Exercise details: Write out the material exactly, without any of its pictures.

Stored entries:
/---

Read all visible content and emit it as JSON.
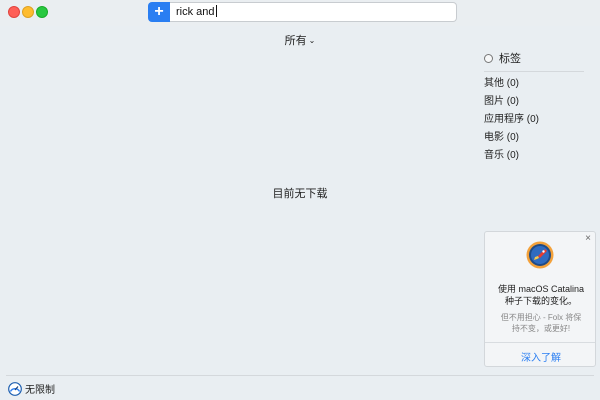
{
  "window": {
    "search": {
      "value": "rick and",
      "placeholder": ""
    },
    "add_button_label": "+"
  },
  "filter": {
    "label": "所有",
    "chevron": "⌄"
  },
  "main": {
    "empty_message": "目前无下载"
  },
  "sidebar": {
    "tags_label": "标签",
    "categories": [
      {
        "label": "其他 (0)"
      },
      {
        "label": "图片 (0)"
      },
      {
        "label": "应用程序 (0)"
      },
      {
        "label": "电影 (0)"
      },
      {
        "label": "音乐 (0)"
      }
    ]
  },
  "promo": {
    "close_label": "×",
    "title_line1": "使用 macOS Catalina",
    "title_line2": "种子下载的变化。",
    "subtitle_line1": "但不用担心 - Folx 将保",
    "subtitle_line2": "持不变，或更好!",
    "link_label": "深入了解",
    "icon": "folx-rocket-icon"
  },
  "footer": {
    "speed_label": "无限制",
    "icon": "speedometer-icon"
  },
  "colors": {
    "accent": "#2a7ef2",
    "background": "#e9eef2"
  }
}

\---

Solution:
Read all visible content and emit it as JSON.
{
  "window": {
    "search": {
      "value": "rick and",
      "placeholder": ""
    },
    "add_button_label": "+"
  },
  "filter": {
    "label": "所有",
    "chevron": "⌄"
  },
  "main": {
    "empty_message": "目前无下载"
  },
  "sidebar": {
    "tags_label": "标签",
    "categories": [
      {
        "label": "其他 (0)"
      },
      {
        "label": "图片 (0)"
      },
      {
        "label": "应用程序 (0)"
      },
      {
        "label": "电影 (0)"
      },
      {
        "label": "音乐 (0)"
      }
    ]
  },
  "promo": {
    "close_label": "×",
    "title_line1": "使用 macOS Catalina",
    "title_line2": "种子下载的变化。",
    "subtitle_line1": "但不用担心 - Folx 将保",
    "subtitle_line2": "持不变，或更好!",
    "link_label": "深入了解",
    "icon": "folx-rocket-icon"
  },
  "footer": {
    "speed_label": "无限制",
    "icon": "speedometer-icon"
  },
  "colors": {
    "accent": "#2a7ef2",
    "background": "#e9eef2"
  }
}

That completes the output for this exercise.